Data governance is a big system. Although people are usually more concerned about metadata, data lineage, or data assets, the data standards are also an important part of data governance, we open-source our internal-used standard system to share the knowledge about data standards.

Since the co-work mode during many data warehouse development process, the same business with the same meaning may be defined differently in different model tables by different developers. The data standard is expected to unify the model field definitions of the data warehouse developers by data elements.

Reference Data

The data in the data warehouse is pulled from the business system through data integration tools, and it will inevitably appear that the fields with the same meaning have different definitions in different business systems, and these fields with the same meaning and different definitions need to be maintained by the data warehouse staff, which are generally carried on by offline documents, and the maintenance may occur to be out of date.

At the same time, the problem that business knowledge cannot be directly mapped to the data warehouse model information may occur, too, and the data standard allows users to maintain this business knowledge on the Web page.

The figure above shows a case. Here are two defined business systems A and B, which have different gender enumeration values, and the enumeration descriptions of both A/B systems are different, so how should we do?

The tasks >>
A. From the passage on data standards, quote word for word the part that opens with the words containing "At the same" and closes with "should we do?".
B. Continue the passage on data standards from where it stops, picking up after its final sentence.

Data shown >>
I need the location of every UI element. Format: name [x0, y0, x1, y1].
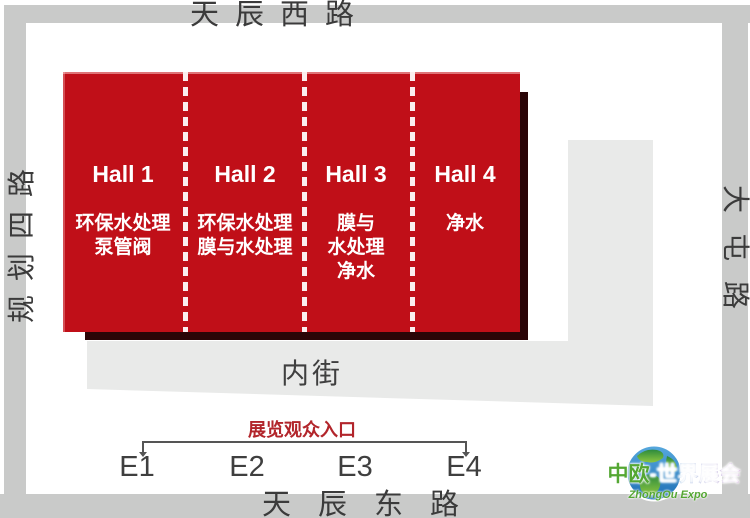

In response >>
A.
At the same time, the problem that business knowledge cannot be directly mapped to the data warehouse model information may occur, too, and the data standard allows users to maintain this business knowledge on the Web page.

The figure above shows a case. Here are two defined business systems A and B, which have different gender enumeration values, and the enumeration descriptions of both A/B systems are different, so how should we do?

B.
For this case, we can set a set of unified standards through the data warehouse developers, such as unify the code as 0, 1, 2 with the corresponding description definition, so the user can easily go to view the information by a reference data mapping.

Follow-up ideas

In the data integration, automatic transformation operations can be performed directly through the data standard to achieve automatic maintenance and mapping of knowledge and models.

Scaleph features highlights

Visualization of data development. We believe that in the field of data synchronization, visual drag-and-drop can help users quickly create data integration tasks by dragging and dropping two operators and filling in the corresponding parameters.

Flinkful is a Java client we developed for Flink.

As a popular computing engine, Flink provides many ways for users to use it, such as command-line interface, HTTP interface, etc. Through the command-line interface, users can submit tasks, create tasks and cancel tasks; the HTTP interface is mainly used for the Web UI interface.

In the process of Flink system intergration, we found that Flink and Scaleph both running on JVM as an application, but the integration of the two has to be done through shell script, which is very unreasonable. So we developed Flinkful to open up the open capability of Flink in the Java ecosystem and allow users to manage Flink clusters and tasks directly through Flinkful.

We think Flinkful is more meaningful for Flink infrastructure maintainers, so it was stripped out from the Scaleph repository and open-sourced separately.

As for Plug-in system, we hope to define plug-ins to provide system extension interfaces through which users and Scaleph developers can quickly enhance the functionality and features of Scaleph. Currently, we have defined two plug-ins, namely the Data Source plug-in and Apache SeaTunnel plug-in, and through the Data Source plug-in, you can quickly extend the data sources such as JDBC, ES, Kafka, Clinkhouse, etc., and centralize these data sources to the Scaleph system for unified configuration and use.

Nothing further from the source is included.